* STUK TEKST
┏━━
Waardeperspectieven - Het Propeller Model
Inkoop ontwikkelt waarde en draagt bij aan het realiseren van de organisatiedoelstellingen. Daarin is
inkoop niet uniek. Ook van andere bedrijfsfuncties zoals marketing en HRM wordt dit verwacht.
Maar wat verstaan we onder waarde?
In het verleden was de focus van bedrijven vooral gericht op het realiseren van financiële resultaten,
tot uitdrukking komend in aandeelhouderswaarde. Om nu en in de toekomst succesvol te zijn, zal
een bedrijf de ontwikkeling van waarde vanuit verschillende perspectieven moeten aanpakken. Om
4
,dit toe te lichten, gebruiken we het Propeller Model (afbeelding 1.1). In het model is het antwoord
op twee vragen gecombineerd. Gestart is met de vraag: voor wie voegt een bedrijf waarde toe? Het
antwoord op die vraag levert drie waardperspectieven op. De volgende vraag is: hoe kan een bedrijf
hier succesvol in zijn? Uit onderzoek is gebleken dat marktgerichtheid, innovatie en duurzaamheid de
drie meest bepalende factoren zijn.
┗━━
* OPDRACHT
Welke drie factoren bepalen volgens het stuk over het Propeller Model het meest of een bedrijf succesvol is? Noem ze alle drie. De lijst hieronder heb je niet nodig.

* AANGELEVERDE GEGEVENS
┏━━
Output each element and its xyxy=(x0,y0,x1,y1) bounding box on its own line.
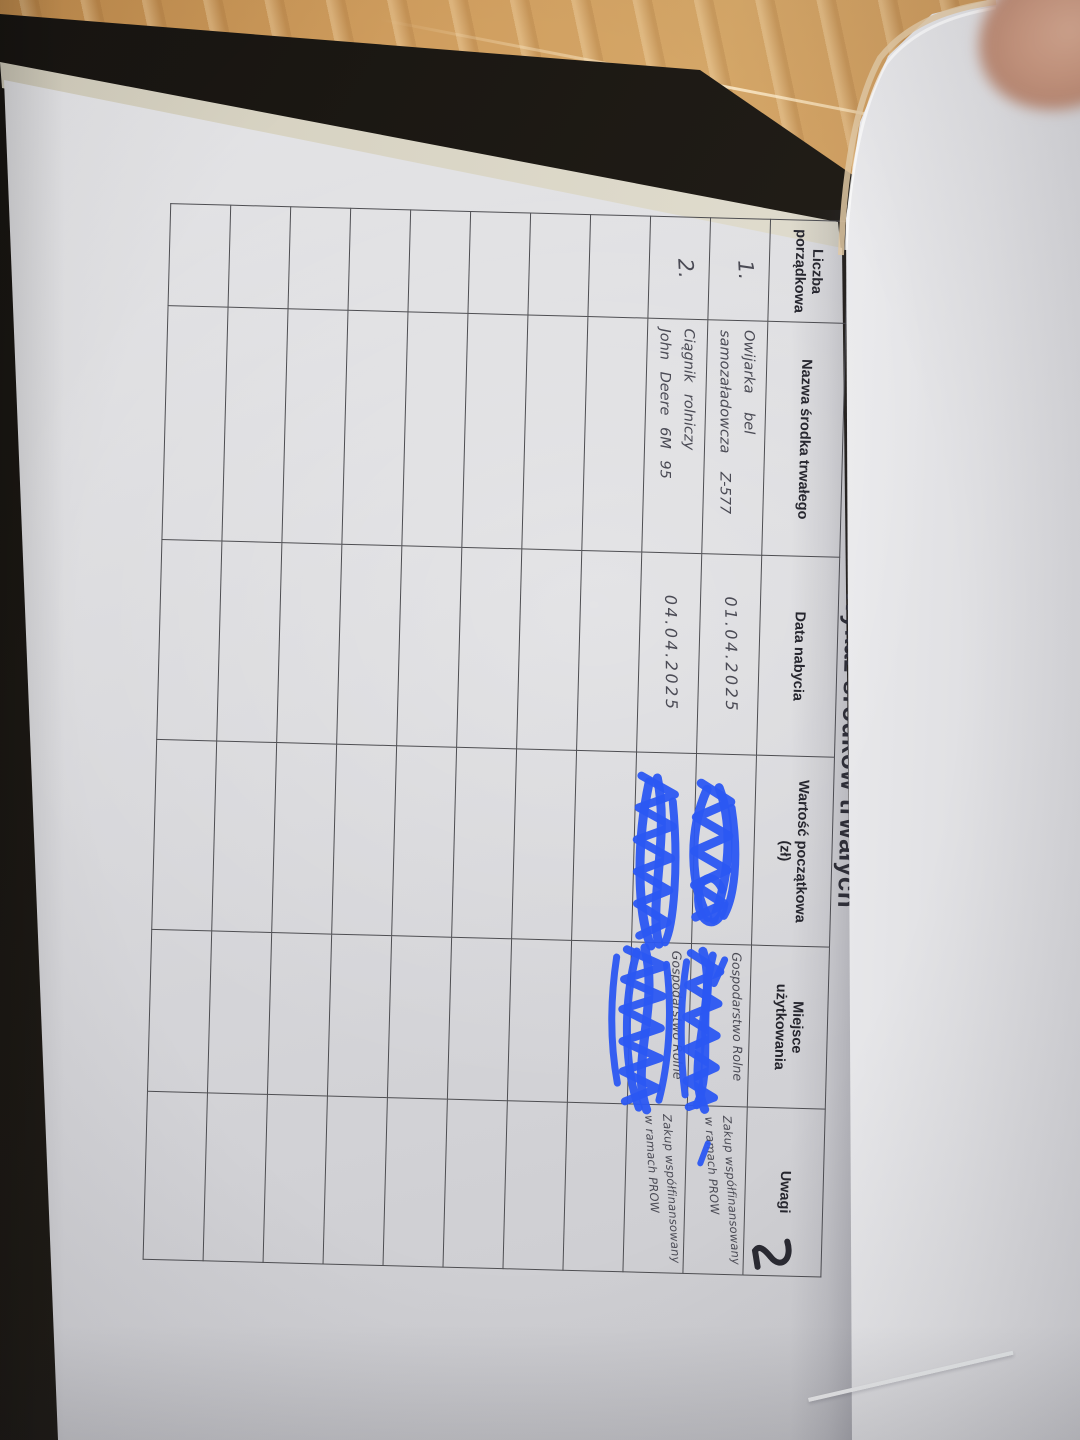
┗━━
* VERWACHT ANTWOORD
Marktgerichtheid, innovatie en duurzaamheid.